Establish how many lines in the material include the string "резервной" and report it as a lone number.

[Data records]
========
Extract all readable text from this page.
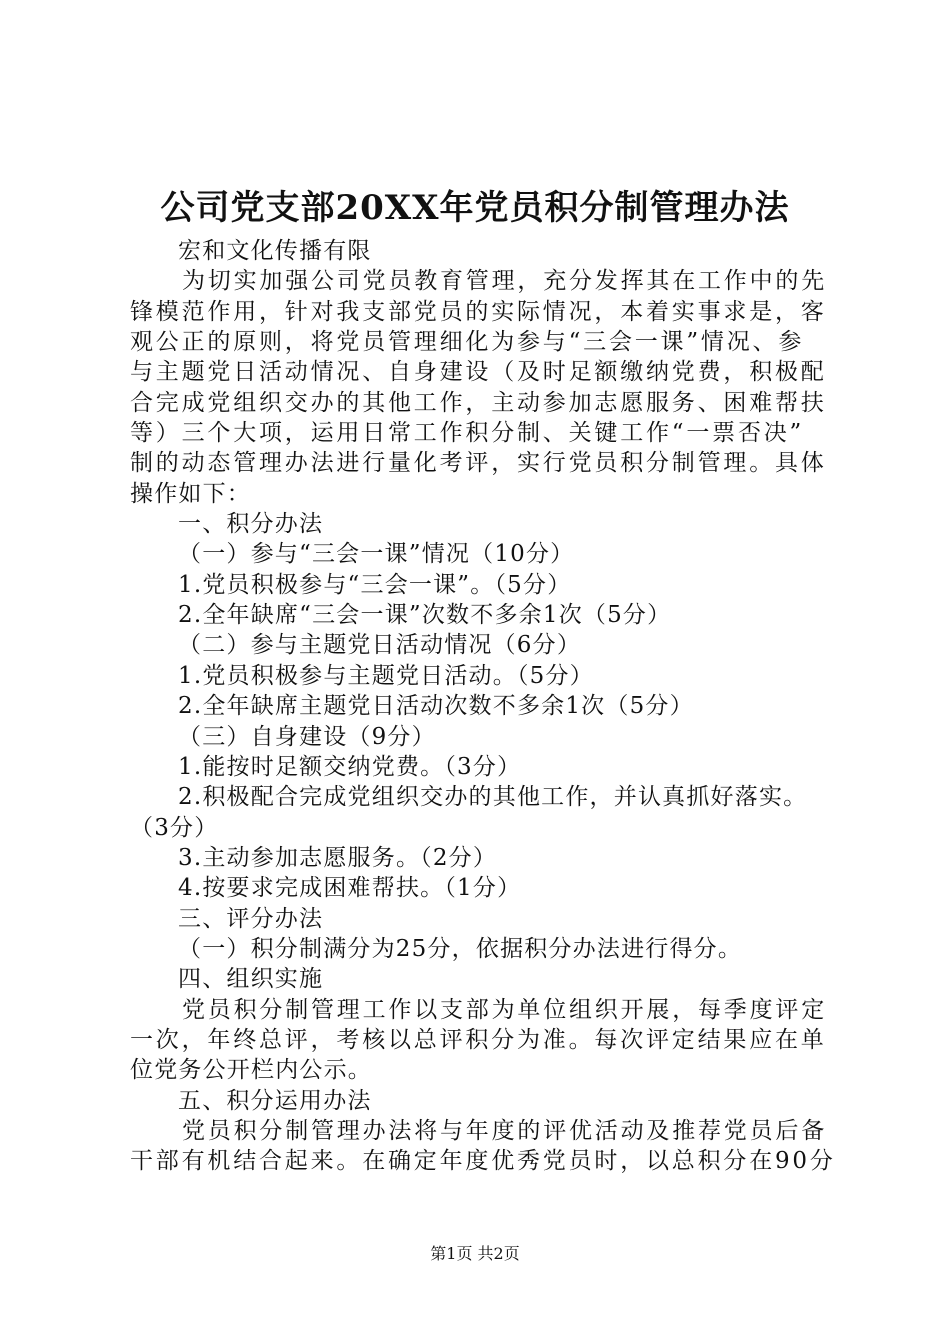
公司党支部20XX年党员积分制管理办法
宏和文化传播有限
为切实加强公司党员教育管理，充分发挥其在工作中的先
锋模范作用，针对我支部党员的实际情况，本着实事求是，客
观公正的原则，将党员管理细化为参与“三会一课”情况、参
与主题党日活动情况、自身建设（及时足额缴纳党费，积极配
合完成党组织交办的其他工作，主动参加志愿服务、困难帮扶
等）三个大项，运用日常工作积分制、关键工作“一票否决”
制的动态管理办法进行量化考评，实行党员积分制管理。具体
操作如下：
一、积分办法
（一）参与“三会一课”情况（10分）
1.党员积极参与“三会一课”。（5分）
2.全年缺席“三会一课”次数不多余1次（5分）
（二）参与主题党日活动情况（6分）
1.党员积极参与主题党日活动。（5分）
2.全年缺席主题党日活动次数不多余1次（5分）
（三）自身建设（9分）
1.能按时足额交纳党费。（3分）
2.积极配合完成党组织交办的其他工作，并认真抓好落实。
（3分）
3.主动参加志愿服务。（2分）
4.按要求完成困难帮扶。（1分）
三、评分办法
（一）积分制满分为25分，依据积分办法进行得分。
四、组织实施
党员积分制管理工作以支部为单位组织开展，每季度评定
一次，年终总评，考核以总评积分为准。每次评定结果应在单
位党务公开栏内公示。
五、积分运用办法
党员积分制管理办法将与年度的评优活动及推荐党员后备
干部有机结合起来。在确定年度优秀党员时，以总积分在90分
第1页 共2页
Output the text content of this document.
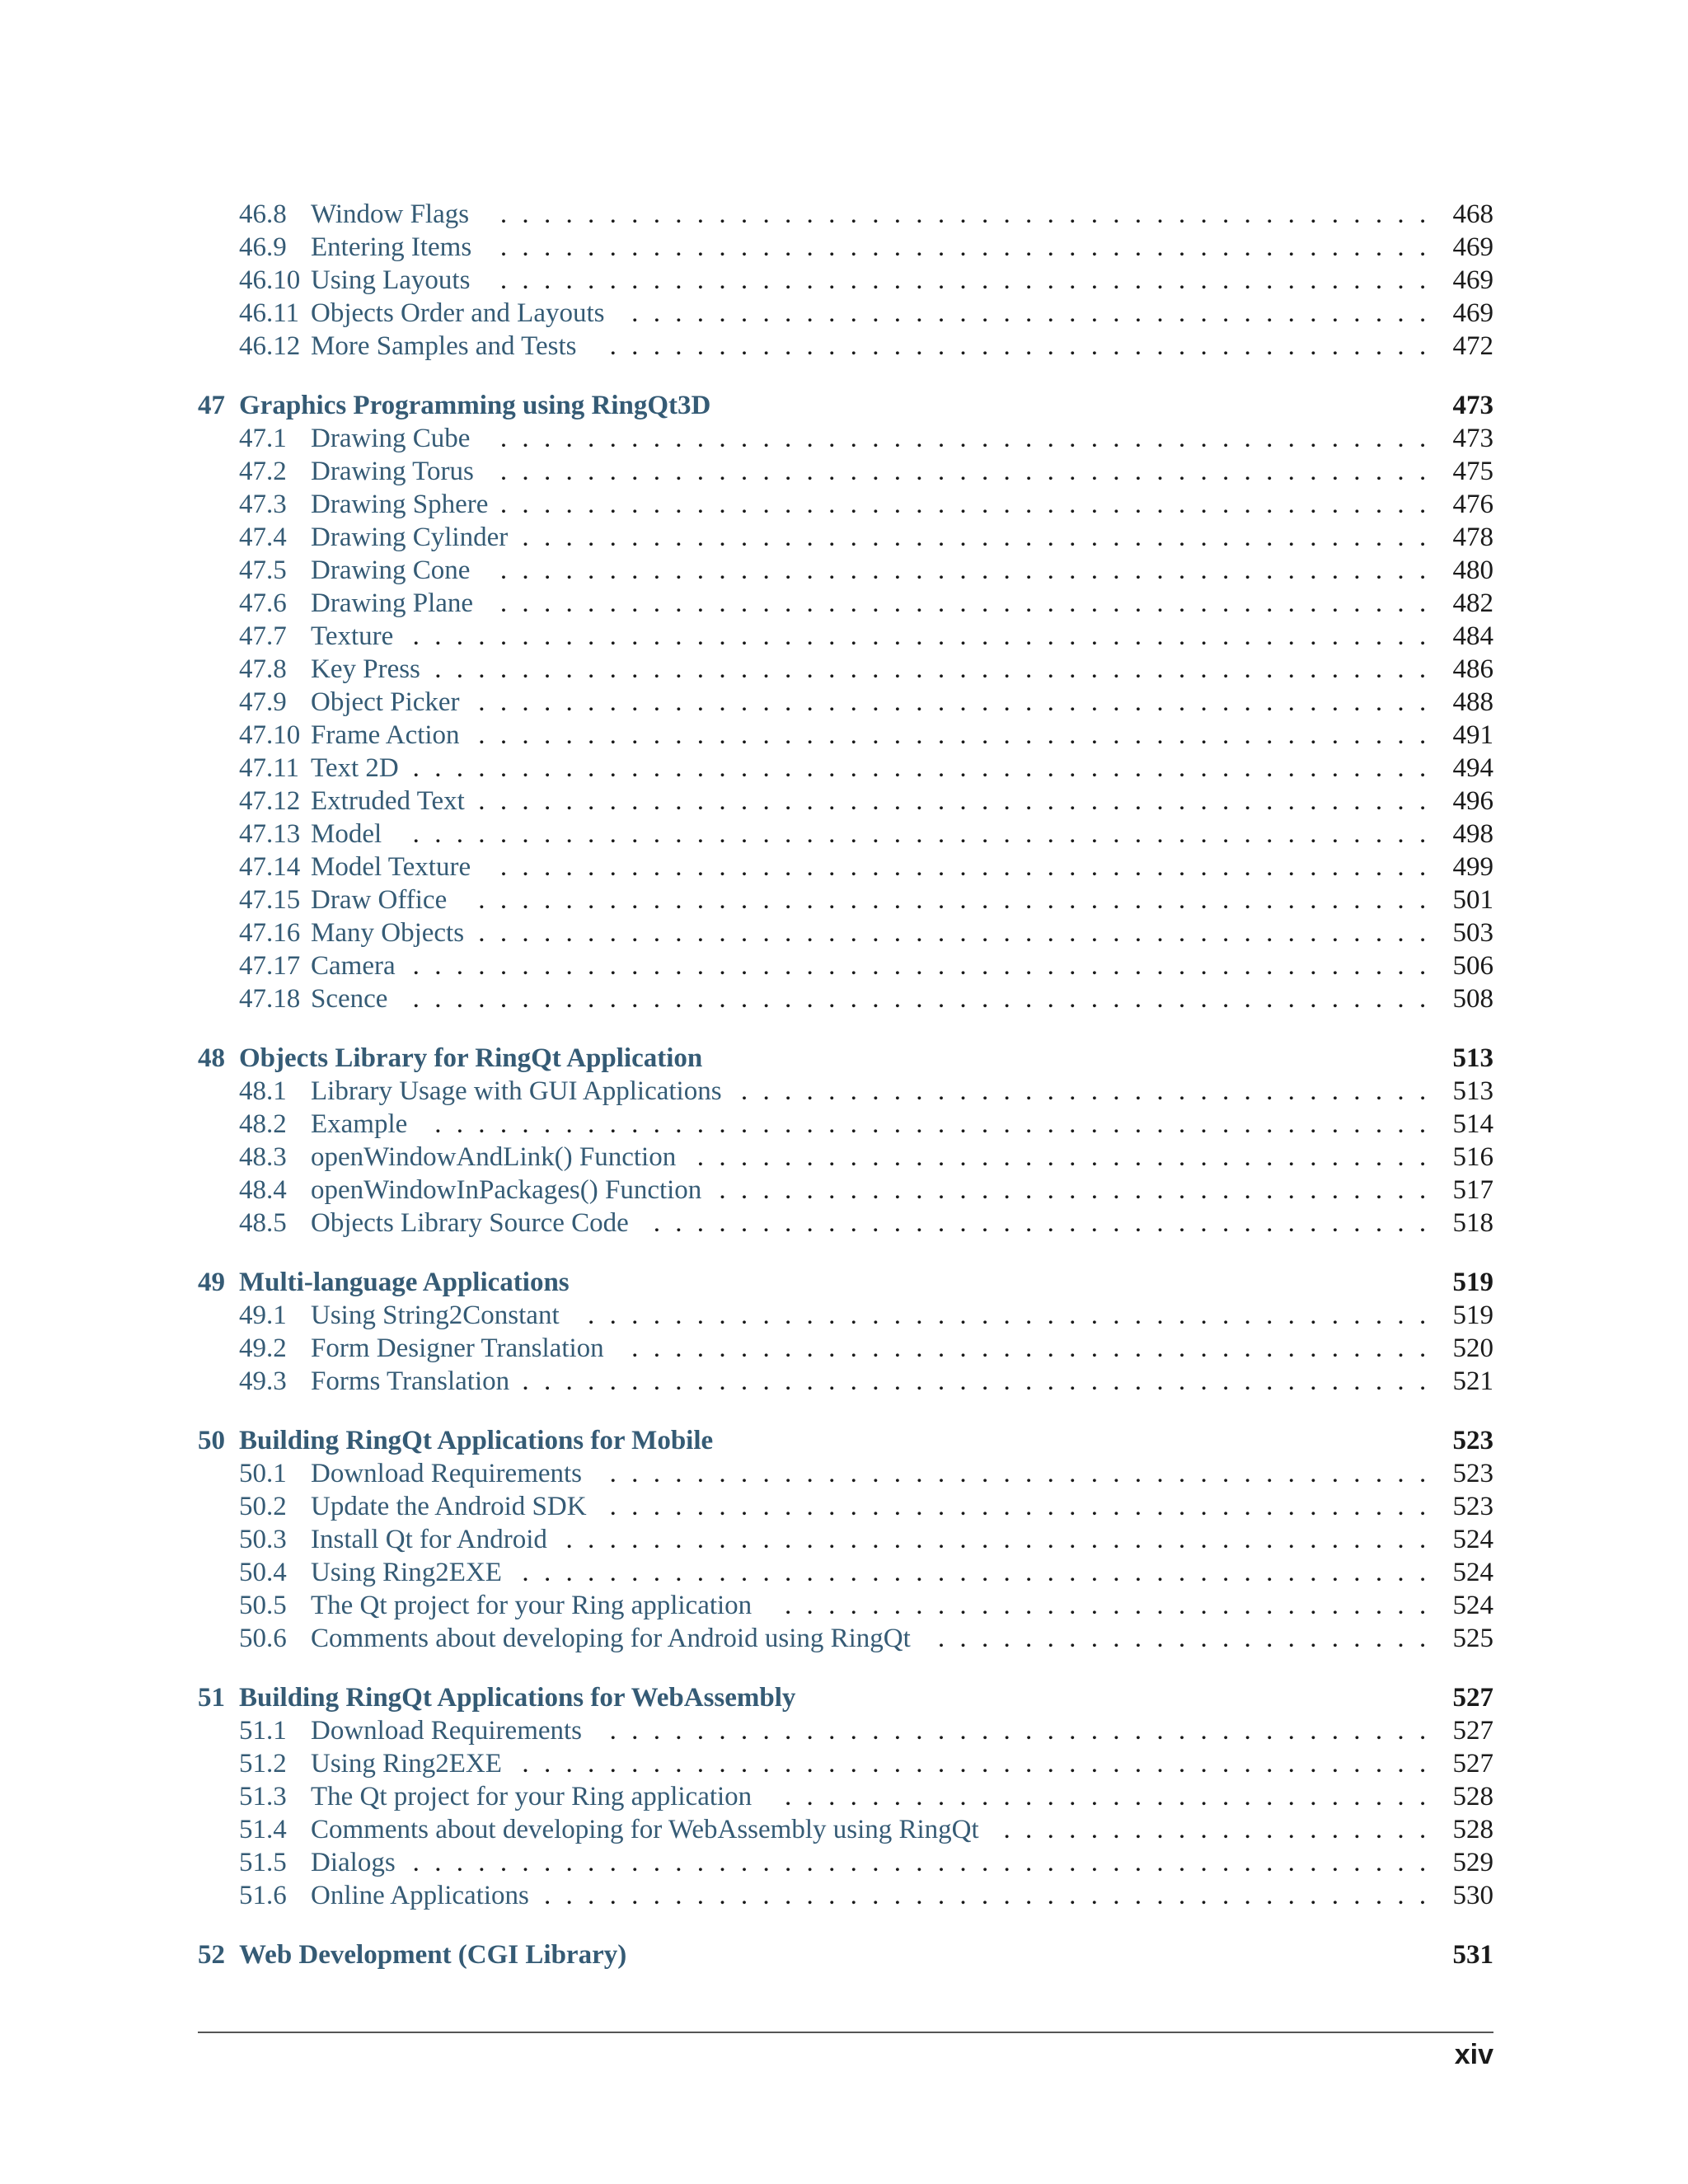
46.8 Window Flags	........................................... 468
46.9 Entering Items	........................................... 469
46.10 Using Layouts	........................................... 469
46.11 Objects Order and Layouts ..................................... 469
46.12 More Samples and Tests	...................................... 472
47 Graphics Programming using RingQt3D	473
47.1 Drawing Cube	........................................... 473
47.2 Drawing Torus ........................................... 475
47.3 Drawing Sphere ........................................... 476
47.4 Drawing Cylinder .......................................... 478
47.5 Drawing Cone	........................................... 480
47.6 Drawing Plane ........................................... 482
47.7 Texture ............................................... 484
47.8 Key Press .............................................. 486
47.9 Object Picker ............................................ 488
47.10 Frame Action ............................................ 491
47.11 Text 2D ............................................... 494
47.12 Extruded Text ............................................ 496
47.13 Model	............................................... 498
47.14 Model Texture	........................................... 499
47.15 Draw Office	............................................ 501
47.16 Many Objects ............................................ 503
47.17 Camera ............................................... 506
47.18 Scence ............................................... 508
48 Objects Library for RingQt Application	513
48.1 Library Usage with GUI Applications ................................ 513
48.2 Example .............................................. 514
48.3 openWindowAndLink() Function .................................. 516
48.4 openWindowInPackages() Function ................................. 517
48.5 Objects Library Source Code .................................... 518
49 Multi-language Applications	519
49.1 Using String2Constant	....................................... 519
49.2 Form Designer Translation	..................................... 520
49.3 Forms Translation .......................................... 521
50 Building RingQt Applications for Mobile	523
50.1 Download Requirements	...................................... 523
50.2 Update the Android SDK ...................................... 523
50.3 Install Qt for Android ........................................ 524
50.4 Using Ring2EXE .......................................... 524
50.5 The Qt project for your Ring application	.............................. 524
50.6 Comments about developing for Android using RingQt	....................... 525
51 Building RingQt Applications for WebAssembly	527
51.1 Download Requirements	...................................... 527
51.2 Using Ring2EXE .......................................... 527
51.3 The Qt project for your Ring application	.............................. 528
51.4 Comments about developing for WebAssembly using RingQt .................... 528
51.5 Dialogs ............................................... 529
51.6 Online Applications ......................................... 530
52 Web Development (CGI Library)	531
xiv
========
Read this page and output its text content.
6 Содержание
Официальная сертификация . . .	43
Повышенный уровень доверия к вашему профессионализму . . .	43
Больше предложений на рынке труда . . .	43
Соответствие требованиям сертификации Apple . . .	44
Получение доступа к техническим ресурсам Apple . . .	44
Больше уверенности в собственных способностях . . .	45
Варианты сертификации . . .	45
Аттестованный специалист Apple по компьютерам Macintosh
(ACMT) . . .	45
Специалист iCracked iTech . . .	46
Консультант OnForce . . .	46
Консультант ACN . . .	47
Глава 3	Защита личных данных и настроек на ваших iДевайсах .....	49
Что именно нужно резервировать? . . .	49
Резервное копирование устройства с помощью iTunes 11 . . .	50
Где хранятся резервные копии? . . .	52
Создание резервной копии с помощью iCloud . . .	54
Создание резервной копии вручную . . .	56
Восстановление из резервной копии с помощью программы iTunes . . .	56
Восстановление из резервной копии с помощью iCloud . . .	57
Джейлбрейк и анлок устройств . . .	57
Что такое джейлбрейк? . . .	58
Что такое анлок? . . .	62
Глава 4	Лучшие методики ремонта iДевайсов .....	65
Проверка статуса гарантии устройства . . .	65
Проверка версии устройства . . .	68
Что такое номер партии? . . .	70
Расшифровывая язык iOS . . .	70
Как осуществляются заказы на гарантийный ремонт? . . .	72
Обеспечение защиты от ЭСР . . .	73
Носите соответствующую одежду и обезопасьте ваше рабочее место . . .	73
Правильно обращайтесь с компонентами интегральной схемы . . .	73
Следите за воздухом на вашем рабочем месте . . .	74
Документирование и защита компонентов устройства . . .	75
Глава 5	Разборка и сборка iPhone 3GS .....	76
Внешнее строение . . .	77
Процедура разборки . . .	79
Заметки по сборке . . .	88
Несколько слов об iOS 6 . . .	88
========
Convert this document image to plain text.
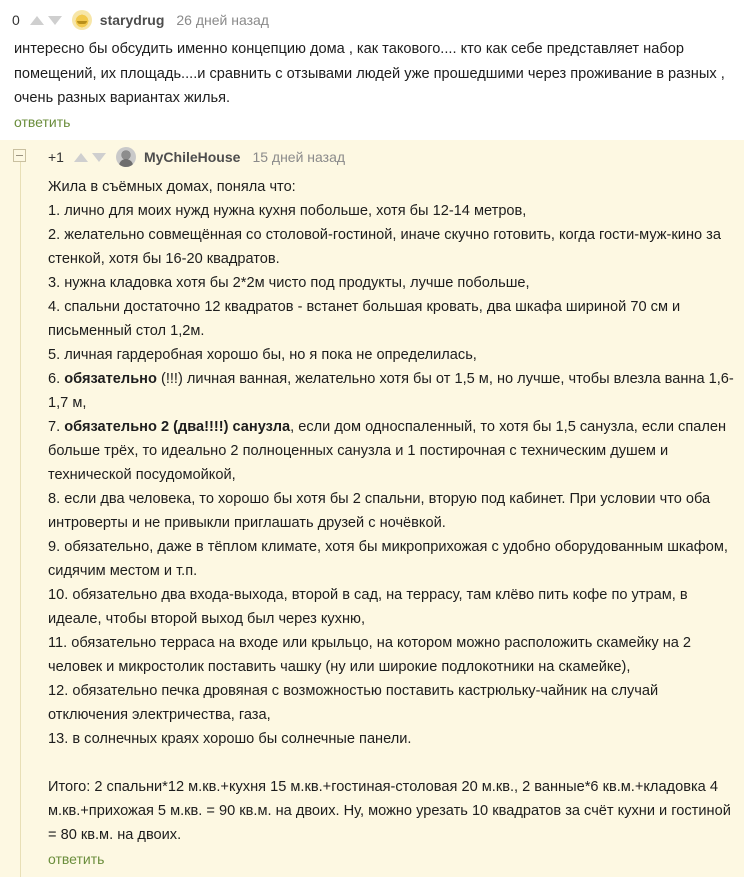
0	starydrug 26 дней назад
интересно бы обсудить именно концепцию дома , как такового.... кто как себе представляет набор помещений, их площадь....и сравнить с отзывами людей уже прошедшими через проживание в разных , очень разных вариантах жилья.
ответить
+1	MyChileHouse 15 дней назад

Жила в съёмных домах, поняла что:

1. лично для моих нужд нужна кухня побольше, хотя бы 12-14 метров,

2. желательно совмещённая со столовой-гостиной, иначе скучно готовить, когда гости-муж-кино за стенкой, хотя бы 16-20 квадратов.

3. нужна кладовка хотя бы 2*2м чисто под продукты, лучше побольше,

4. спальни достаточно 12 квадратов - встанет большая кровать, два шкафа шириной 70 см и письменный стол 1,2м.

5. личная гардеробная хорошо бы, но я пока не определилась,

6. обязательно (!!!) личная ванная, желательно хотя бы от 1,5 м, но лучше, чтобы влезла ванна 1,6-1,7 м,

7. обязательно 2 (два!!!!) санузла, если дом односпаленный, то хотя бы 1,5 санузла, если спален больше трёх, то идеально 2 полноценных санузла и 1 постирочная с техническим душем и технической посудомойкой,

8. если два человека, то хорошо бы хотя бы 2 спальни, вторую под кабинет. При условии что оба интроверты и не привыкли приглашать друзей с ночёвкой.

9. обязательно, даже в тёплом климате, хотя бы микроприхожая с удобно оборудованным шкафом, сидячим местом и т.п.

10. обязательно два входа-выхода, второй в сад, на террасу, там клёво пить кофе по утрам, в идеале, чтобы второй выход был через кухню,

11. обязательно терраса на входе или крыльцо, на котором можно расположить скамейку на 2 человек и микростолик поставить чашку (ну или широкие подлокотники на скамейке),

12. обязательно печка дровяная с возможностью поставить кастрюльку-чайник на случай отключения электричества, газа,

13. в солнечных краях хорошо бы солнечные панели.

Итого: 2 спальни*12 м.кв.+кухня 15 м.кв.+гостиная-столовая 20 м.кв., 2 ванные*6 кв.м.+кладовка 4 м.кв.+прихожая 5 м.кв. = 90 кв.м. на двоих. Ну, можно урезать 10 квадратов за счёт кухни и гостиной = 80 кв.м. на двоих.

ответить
========
**Task solution:**
4